=== TO BE DONE ===
Keep the pictures out and restate every record exactly.

(Dataset records)

---*---

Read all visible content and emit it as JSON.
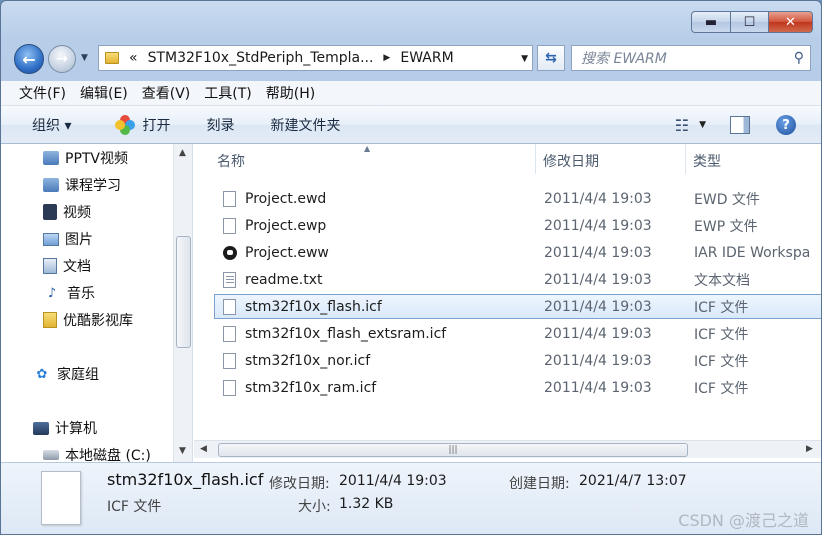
{
  "window": {
    "min_glyph": "▬",
    "max_glyph": "☐",
    "close_glyph": "✕"
  },
  "address": {
    "prefix": "«",
    "crumbs": [
      "STM32F10x_StdPeriph_Templa...",
      "EWARM"
    ],
    "separator": "▶"
  },
  "search": {
    "placeholder": "搜索 EWARM"
  },
  "menu": [
    "文件(F)",
    "编辑(E)",
    "查看(V)",
    "工具(T)",
    "帮助(H)"
  ],
  "toolbar": {
    "organize": "组织 ▾",
    "open": "打开",
    "burn": "刻录",
    "new_folder": "新建文件夹"
  },
  "nav": {
    "items": [
      {
        "label": "PPTV视频",
        "icon": "video-library-icon"
      },
      {
        "label": "课程学习",
        "icon": "library-icon"
      },
      {
        "label": "视频",
        "icon": "video-icon"
      },
      {
        "label": "图片",
        "icon": "pictures-icon"
      },
      {
        "label": "文档",
        "icon": "documents-icon"
      },
      {
        "label": "音乐",
        "icon": "music-icon"
      },
      {
        "label": "优酷影视库",
        "icon": "folder-icon"
      },
      {
        "label": "家庭组",
        "icon": "homegroup-icon"
      },
      {
        "label": "计算机",
        "icon": "computer-icon"
      },
      {
        "label": "本地磁盘 (C:)",
        "icon": "drive-icon"
      }
    ]
  },
  "columns": {
    "name": "名称",
    "date": "修改日期",
    "type": "类型"
  },
  "files": [
    {
      "name": "Project.ewd",
      "date": "2011/4/4 19:03",
      "type": "EWD 文件",
      "icon": "file-icon"
    },
    {
      "name": "Project.ewp",
      "date": "2011/4/4 19:03",
      "type": "EWP 文件",
      "icon": "file-icon"
    },
    {
      "name": "Project.eww",
      "date": "2011/4/4 19:03",
      "type": "IAR IDE Workspa",
      "icon": "iar-workspace-icon"
    },
    {
      "name": "readme.txt",
      "date": "2011/4/4 19:03",
      "type": "文本文档",
      "icon": "text-file-icon"
    },
    {
      "name": "stm32f10x_flash.icf",
      "date": "2011/4/4 19:03",
      "type": "ICF 文件",
      "icon": "file-icon",
      "selected": true
    },
    {
      "name": "stm32f10x_flash_extsram.icf",
      "date": "2011/4/4 19:03",
      "type": "ICF 文件",
      "icon": "file-icon"
    },
    {
      "name": "stm32f10x_nor.icf",
      "date": "2011/4/4 19:03",
      "type": "ICF 文件",
      "icon": "file-icon"
    },
    {
      "name": "stm32f10x_ram.icf",
      "date": "2011/4/4 19:03",
      "type": "ICF 文件",
      "icon": "file-icon"
    }
  ],
  "details": {
    "name": "stm32f10x_flash.icf",
    "type": "ICF 文件",
    "modified_label": "修改日期:",
    "modified_value": "2011/4/4 19:03",
    "created_label": "创建日期:",
    "created_value": "2021/4/7 13:07",
    "size_label": "大小:",
    "size_value": "1.32 KB"
  },
  "watermark": "CSDN @渡己之道",
  "colors": {
    "selection_border": "#7da2ce",
    "accent_blue": "#2f6fc6"
  }
}
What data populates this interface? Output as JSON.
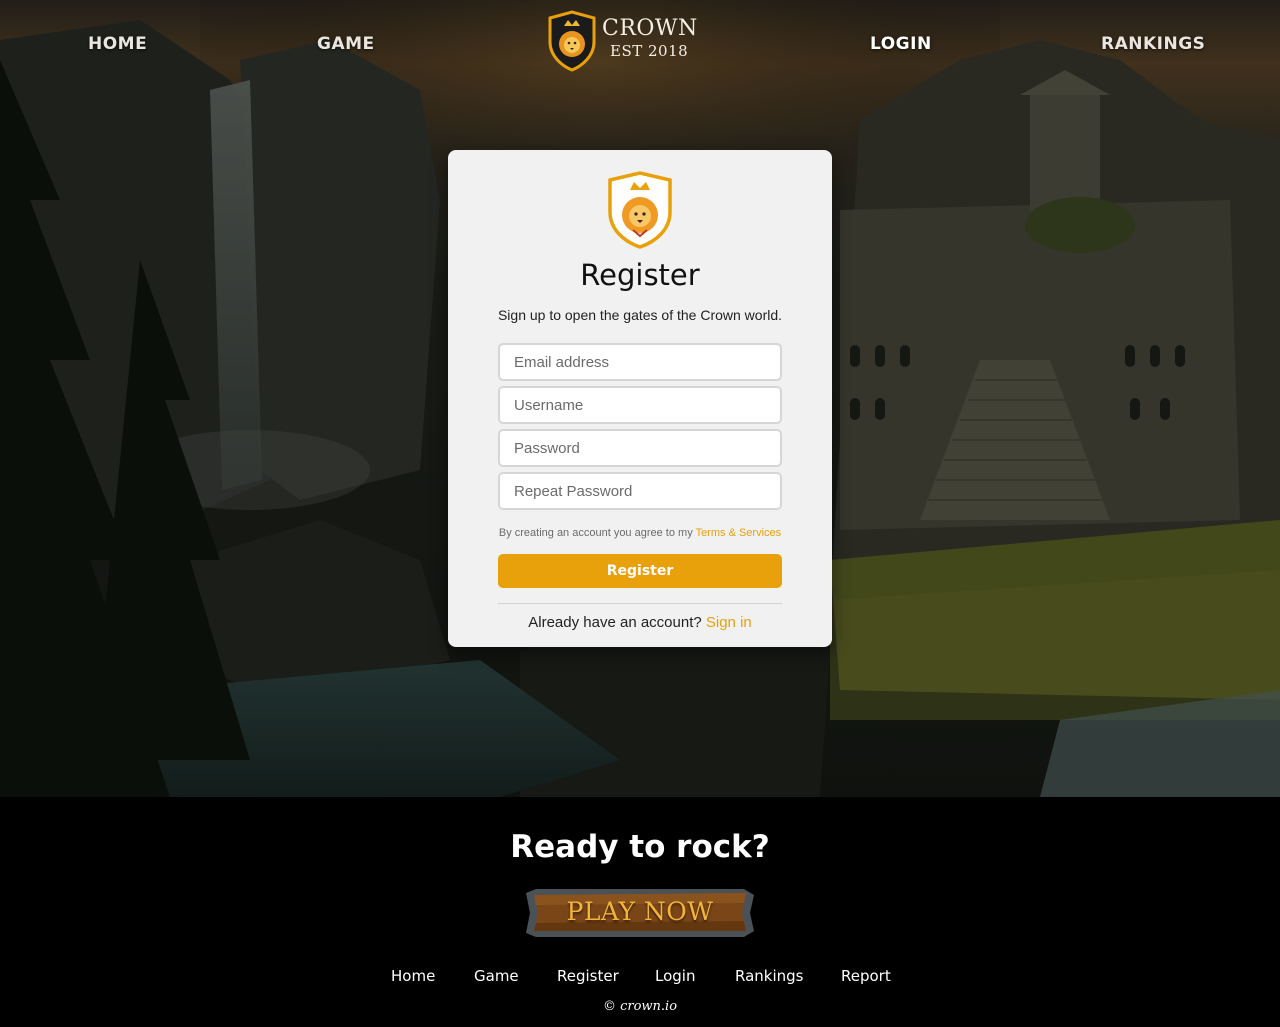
{
  "nav": {
    "home": "HOME",
    "game": "GAME",
    "login": "LOGIN",
    "rankings": "RANKINGS",
    "brand_name": "CROWN",
    "brand_est": "EST 2018"
  },
  "register": {
    "title": "Register",
    "subtitle": "Sign up to open the gates of the Crown world.",
    "email_placeholder": "Email address",
    "username_placeholder": "Username",
    "password_placeholder": "Password",
    "repeat_password_placeholder": "Repeat Password",
    "terms_prefix": "By creating an account you agree to my",
    "terms_link": "Terms & Services",
    "button": "Register",
    "signin_prefix": "Already have an account?",
    "signin_link": "Sign in"
  },
  "footer": {
    "headline": "Ready to rock?",
    "play_button": "PLAY NOW",
    "links": {
      "home": "Home",
      "game": "Game",
      "register": "Register",
      "login": "Login",
      "rankings": "Rankings",
      "report": "Report"
    },
    "copyright": "© crown.io"
  },
  "colors": {
    "accent": "#e8a00b",
    "card_bg": "#f1f1f1",
    "footer_bg": "#000000"
  },
  "icons": {
    "brand_logo": "lion-crown-shield-icon",
    "card_logo": "lion-crown-shield-icon"
  }
}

---*---

=== OUTPUT BELOW ===
Read all visible content and emit it as JSON.
{
  "window": {
    "min_glyph": "▬",
    "max_glyph": "☐",
    "close_glyph": "✕"
  },
  "address": {
    "prefix": "«",
    "crumbs": [
      "STM32F10x_StdPeriph_Templa...",
      "EWARM"
    ],
    "separator": "▶"
  },
  "search": {
    "placeholder": "搜索 EWARM"
  },
  "menu": [
    "文件(F)",
    "编辑(E)",
    "查看(V)",
    "工具(T)",
    "帮助(H)"
  ],
  "toolbar": {
    "organize": "组织 ▾",
    "open": "打开",
    "burn": "刻录",
    "new_folder": "新建文件夹"
  },
  "nav": {
    "items": [
      {
        "label": "PPTV视频",
        "icon": "video-library-icon"
      },
      {
        "label": "课程学习",
        "icon": "library-icon"
      },
      {
        "label": "视频",
        "icon": "video-icon"
      },
      {
        "label": "图片",
        "icon": "pictures-icon"
      },
      {
        "label": "文档",
        "icon": "documents-icon"
      },
      {
        "label": "音乐",
        "icon": "music-icon"
      },
      {
        "label": "优酷影视库",
        "icon": "folder-icon"
      },
      {
        "label": "家庭组",
        "icon": "homegroup-icon"
      },
      {
        "label": "计算机",
        "icon": "computer-icon"
      },
      {
        "label": "本地磁盘 (C:)",
        "icon": "drive-icon"
      }
    ]
  },
  "columns": {
    "name": "名称",
    "date": "修改日期",
    "type": "类型"
  },
  "files": [
    {
      "name": "Project.ewd",
      "date": "2011/4/4 19:03",
      "type": "EWD 文件",
      "icon": "file-icon"
    },
    {
      "name": "Project.ewp",
      "date": "2011/4/4 19:03",
      "type": "EWP 文件",
      "icon": "file-icon"
    },
    {
      "name": "Project.eww",
      "date": "2011/4/4 19:03",
      "type": "IAR IDE Workspa",
      "icon": "iar-workspace-icon"
    },
    {
      "name": "readme.txt",
      "date": "2011/4/4 19:03",
      "type": "文本文档",
      "icon": "text-file-icon"
    },
    {
      "name": "stm32f10x_flash.icf",
      "date": "2011/4/4 19:03",
      "type": "ICF 文件",
      "icon": "file-icon",
      "selected": true
    },
    {
      "name": "stm32f10x_flash_extsram.icf",
      "date": "2011/4/4 19:03",
      "type": "ICF 文件",
      "icon": "file-icon"
    },
    {
      "name": "stm32f10x_nor.icf",
      "date": "2011/4/4 19:03",
      "type": "ICF 文件",
      "icon": "file-icon"
    },
    {
      "name": "stm32f10x_ram.icf",
      "date": "2011/4/4 19:03",
      "type": "ICF 文件",
      "icon": "file-icon"
    }
  ],
  "details": {
    "name": "stm32f10x_flash.icf",
    "type": "ICF 文件",
    "modified_label": "修改日期:",
    "modified_value": "2011/4/4 19:03",
    "created_label": "创建日期:",
    "created_value": "2021/4/7 13:07",
    "size_label": "大小:",
    "size_value": "1.32 KB"
  },
  "watermark": "CSDN @渡己之道",
  "colors": {
    "selection_border": "#7da2ce",
    "accent_blue": "#2f6fc6"
  }
}
What data populates this interface? Output as JSON.
{
  "nav": {
    "home": "HOME",
    "game": "GAME",
    "login": "LOGIN",
    "rankings": "RANKINGS",
    "brand_name": "CROWN",
    "brand_est": "EST 2018"
  },
  "register": {
    "title": "Register",
    "subtitle": "Sign up to open the gates of the Crown world.",
    "email_placeholder": "Email address",
    "username_placeholder": "Username",
    "password_placeholder": "Password",
    "repeat_password_placeholder": "Repeat Password",
    "terms_prefix": "By creating an account you agree to my",
    "terms_link": "Terms & Services",
    "button": "Register",
    "signin_prefix": "Already have an account?",
    "signin_link": "Sign in"
  },
  "footer": {
    "headline": "Ready to rock?",
    "play_button": "PLAY NOW",
    "links": {
      "home": "Home",
      "game": "Game",
      "register": "Register",
      "login": "Login",
      "rankings": "Rankings",
      "report": "Report"
    },
    "copyright": "© crown.io"
  },
  "colors": {
    "accent": "#e8a00b",
    "card_bg": "#f1f1f1",
    "footer_bg": "#000000"
  },
  "icons": {
    "brand_logo": "lion-crown-shield-icon",
    "card_logo": "lion-crown-shield-icon"
  }
}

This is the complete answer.